(Extracted data entries)
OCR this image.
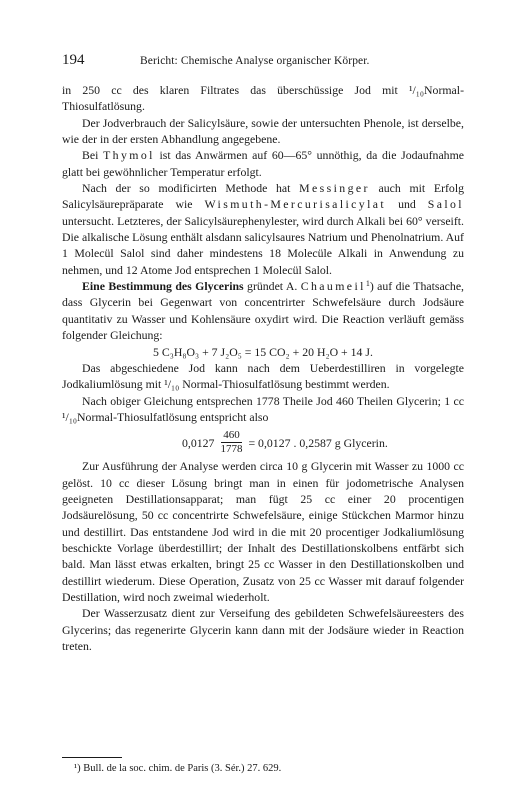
194	Bericht: Chemische Analyse organischer Körper.

in 250 cc des klaren Filtrates das überschüssige Jod mit ¹/₁₀Normal-Thiosulfatlösung.

Der Jodverbrauch der Salicylsäure, sowie der untersuchten Phenole, ist derselbe, wie der in der ersten Abhandlung angegebene.

Bei Thymol ist das Anwärmen auf 60—65° unnöthig, da die Jodaufnahme glatt bei gewöhnlicher Temperatur erfolgt.

Nach der so modificirten Methode hat Messinger auch mit Erfolg Salicylsäurepräparate wie Wismuth-Mercurisalicylat und Salol untersucht. Letzteres, der Salicylsäurephenylester, wird durch Alkali bei 60° verseift. Die alkalische Lösung enthält alsdann salicylsaures Natrium und Phenolnatrium. Auf 1 Molecül Salol sind daher mindestens 18 Molecüle Alkali in Anwendung zu nehmen, und 12 Atome Jod entsprechen 1 Molecül Salol.

Eine Bestimmung des Glycerins gründet A. Chaumeil$^1$) auf die Thatsache, dass Glycerin bei Gegenwart von concentrirter Schwefelsäure durch Jodsäure quantitativ zu Wasser und Kohlensäure oxydirt wird. Die Reaction verläuft gemäss folgender Gleichung:

5 C₃H₈O₃ + 7 J₂O₅ = 15 CO₂ + 20 H₂O + 14 J.

Das abgeschiedene Jod kann nach dem Ueberdestilliren in vorgelegte Jodkaliumlösung mit ¹/₁₀ Normal-Thiosulfatlösung bestimmt werden.

Nach obiger Gleichung entsprechen 1778 Theile Jod 460 Theilen Glycerin; 1 cc ¹/₁₀Normal-Thiosulfatlösung entspricht also

$0,0127 \frac{460}{1778} = 0,0127$ . 0,2587 g Glycerin.

Zur Ausführung der Analyse werden circa 10 g Glycerin mit Wasser zu 1000 cc gelöst. 10 cc dieser Lösung bringt man in einen für jodometrische Analysen geeigneten Destillationsapparat; man fügt 25 cc einer 20 procentigen Jodsäurelösung, 50 cc concentrirte Schwefelsäure, einige Stückchen Marmor hinzu und destillirt. Das entstandene Jod wird in die mit 20 procentiger Jodkaliumlösung beschickte Vorlage überdestillirt; der Inhalt des Destillationskolbens entfärbt sich bald. Man lässt etwas erkalten, bringt 25 cc Wasser in den Destillationskolben und destillirt wiederum. Diese Operation, Zusatz von 25 cc Wasser mit darauf folgender Destillation, wird noch zweimal wiederholt.

Der Wasserzusatz dient zur Verseifung des gebildeten Schwefelsäureesters des Glycerins; das regenerirte Glycerin kann dann mit der Jodsäure wieder in Reaction treten.

¹) Bull. de la soc. chim. de Paris (3. Sér.) 27. 629.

◆ Stated goal: Return the entries unchanged, save for the pictures, which do not belong in the copy.

◆ Task output:
OCR this image.
194	Bericht: Chemische Analyse organischer Körper.

in 250 cc des klaren Filtrates das überschüssige Jod mit ¹/₁₀Normal-Thiosulfatlösung.

Der Jodverbrauch der Salicylsäure, sowie der untersuchten Phenole, ist derselbe, wie der in der ersten Abhandlung angegebene.

Bei Thymol ist das Anwärmen auf 60—65° unnöthig, da die Jodaufnahme glatt bei gewöhnlicher Temperatur erfolgt.

Nach der so modificirten Methode hat Messinger auch mit Erfolg Salicylsäurepräparate wie Wismuth-Mercurisalicylat und Salol untersucht. Letzteres, der Salicylsäurephenylester, wird durch Alkali bei 60° verseift. Die alkalische Lösung enthält alsdann salicylsaures Natrium und Phenolnatrium. Auf 1 Molecül Salol sind daher mindestens 18 Molecüle Alkali in Anwendung zu nehmen, und 12 Atome Jod entsprechen 1 Molecül Salol.

Eine Bestimmung des Glycerins gründet A. Chaumeil$^1$) auf die Thatsache, dass Glycerin bei Gegenwart von concentrirter Schwefelsäure durch Jodsäure quantitativ zu Wasser und Kohlensäure oxydirt wird. Die Reaction verläuft gemäss folgender Gleichung:

5 C₃H₈O₃ + 7 J₂O₅ = 15 CO₂ + 20 H₂O + 14 J.

Das abgeschiedene Jod kann nach dem Ueberdestilliren in vorgelegte Jodkaliumlösung mit ¹/₁₀ Normal-Thiosulfatlösung bestimmt werden.

Nach obiger Gleichung entsprechen 1778 Theile Jod 460 Theilen Glycerin; 1 cc ¹/₁₀Normal-Thiosulfatlösung entspricht also

$0,0127 \frac{460}{1778} = 0,0127$ . 0,2587 g Glycerin.

Zur Ausführung der Analyse werden circa 10 g Glycerin mit Wasser zu 1000 cc gelöst. 10 cc dieser Lösung bringt man in einen für jodometrische Analysen geeigneten Destillationsapparat; man fügt 25 cc einer 20 procentigen Jodsäurelösung, 50 cc concentrirte Schwefelsäure, einige Stückchen Marmor hinzu und destillirt. Das entstandene Jod wird in die mit 20 procentiger Jodkaliumlösung beschickte Vorlage überdestillirt; der Inhalt des Destillationskolbens entfärbt sich bald. Man lässt etwas erkalten, bringt 25 cc Wasser in den Destillationskolben und destillirt wiederum. Diese Operation, Zusatz von 25 cc Wasser mit darauf folgender Destillation, wird noch zweimal wiederholt.

Der Wasserzusatz dient zur Verseifung des gebildeten Schwefelsäureesters des Glycerins; das regenerirte Glycerin kann dann mit der Jodsäure wieder in Reaction treten.

¹) Bull. de la soc. chim. de Paris (3. Sér.) 27. 629.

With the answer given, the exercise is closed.